> _Source data_

********************

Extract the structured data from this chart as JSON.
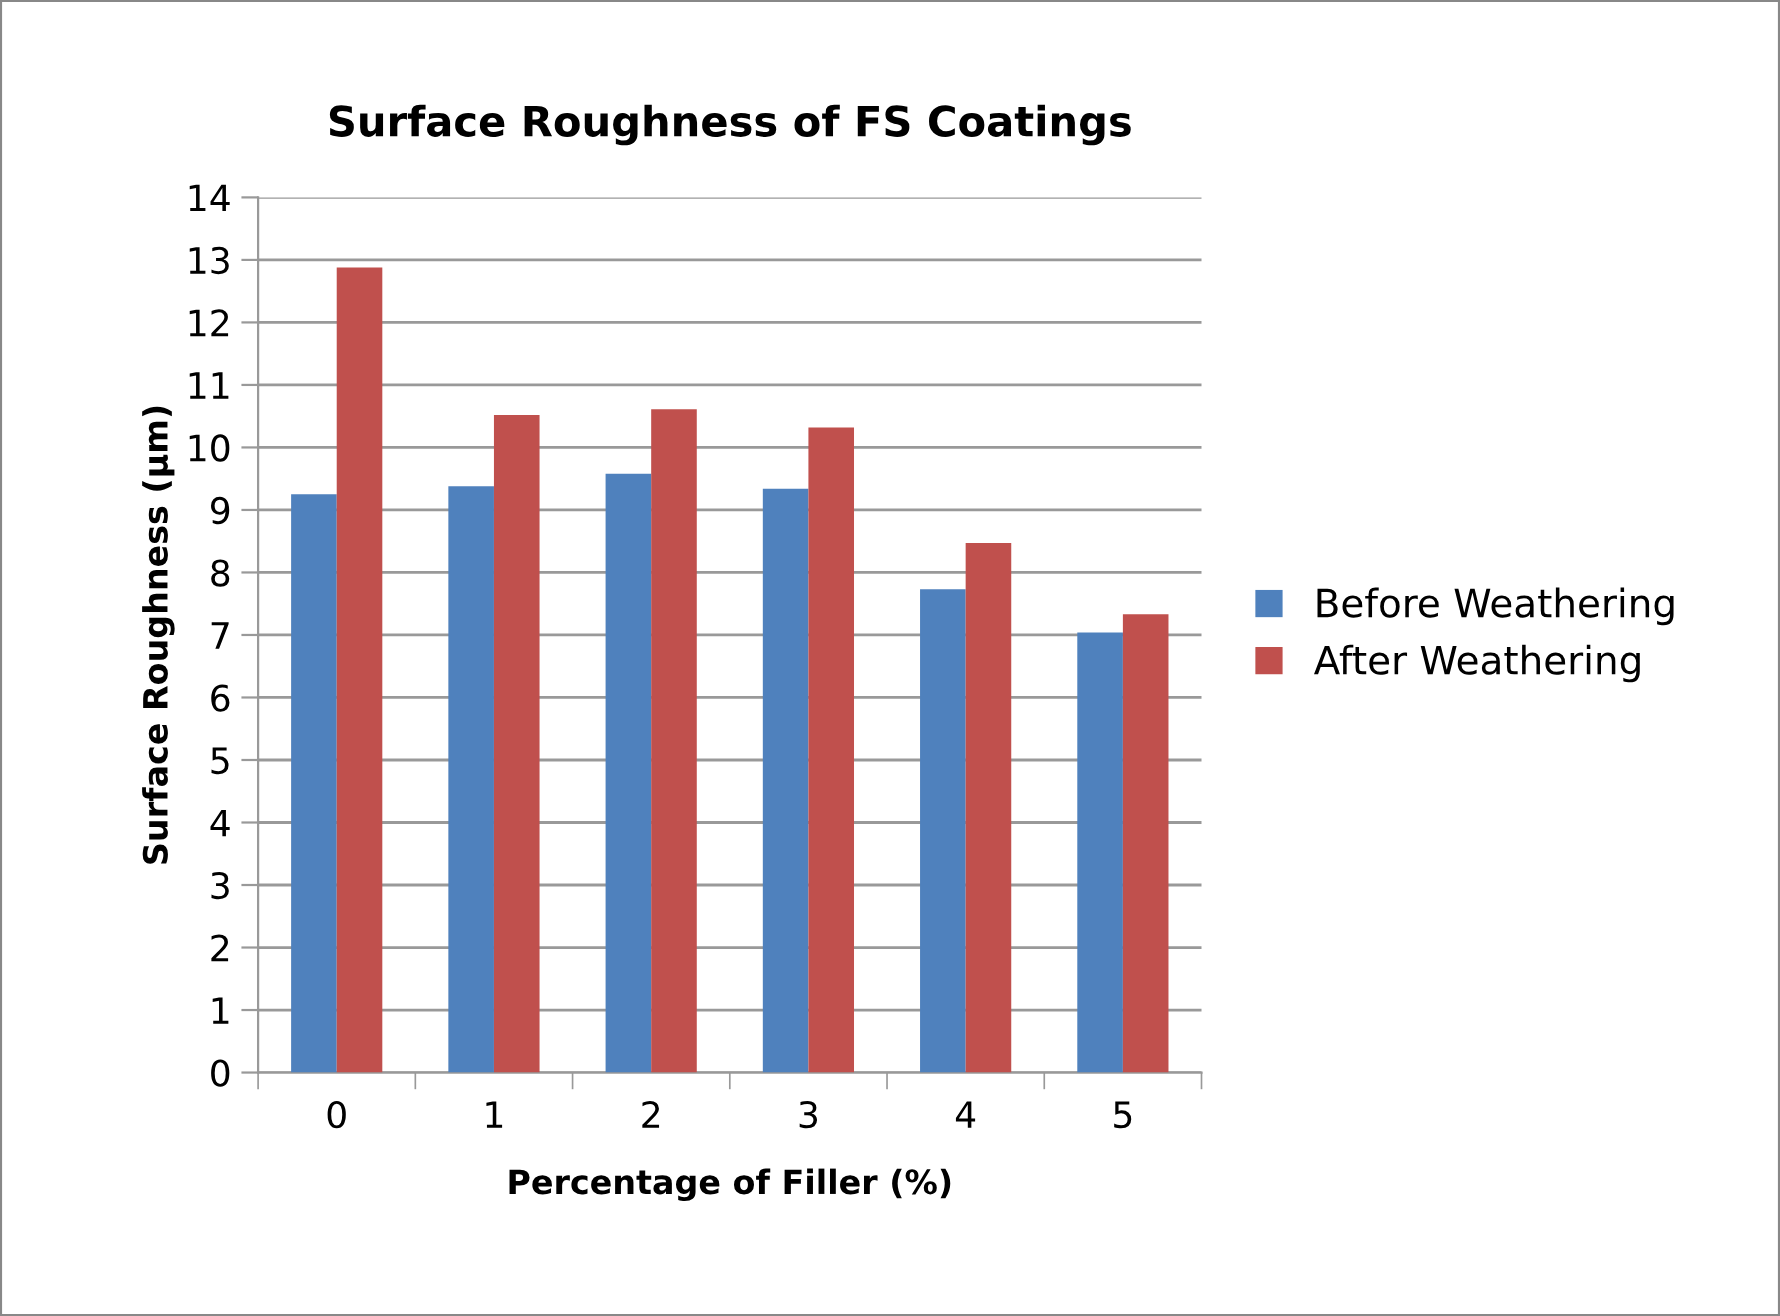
{
  "chart_data": {
    "type": "bar",
    "title": "Surface Roughness of FS Coatings",
    "xlabel": "Percentage of Filler (%)",
    "ylabel": "Surface Roughness (µm)",
    "categories": [
      "0",
      "1",
      "2",
      "3",
      "4",
      "5"
    ],
    "series": [
      {
        "name": "Before Weathering",
        "color": "#4f81bd",
        "values": [
          9.25,
          9.38,
          9.58,
          9.34,
          7.73,
          7.04
        ]
      },
      {
        "name": "After Weathering",
        "color": "#c0504d",
        "values": [
          12.88,
          10.52,
          10.61,
          10.32,
          8.47,
          7.33
        ]
      }
    ],
    "ylim": [
      0,
      14
    ],
    "yticks": [
      0,
      1,
      2,
      3,
      4,
      5,
      6,
      7,
      8,
      9,
      10,
      11,
      12,
      13,
      14
    ],
    "grid": "y",
    "legend": "right"
  }
}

********************

> _Exercise requirements_
Show, from the material above, each line that includes the string "name".

> _In response_
        "name": "Before Weathering",
        "name": "After Weathering",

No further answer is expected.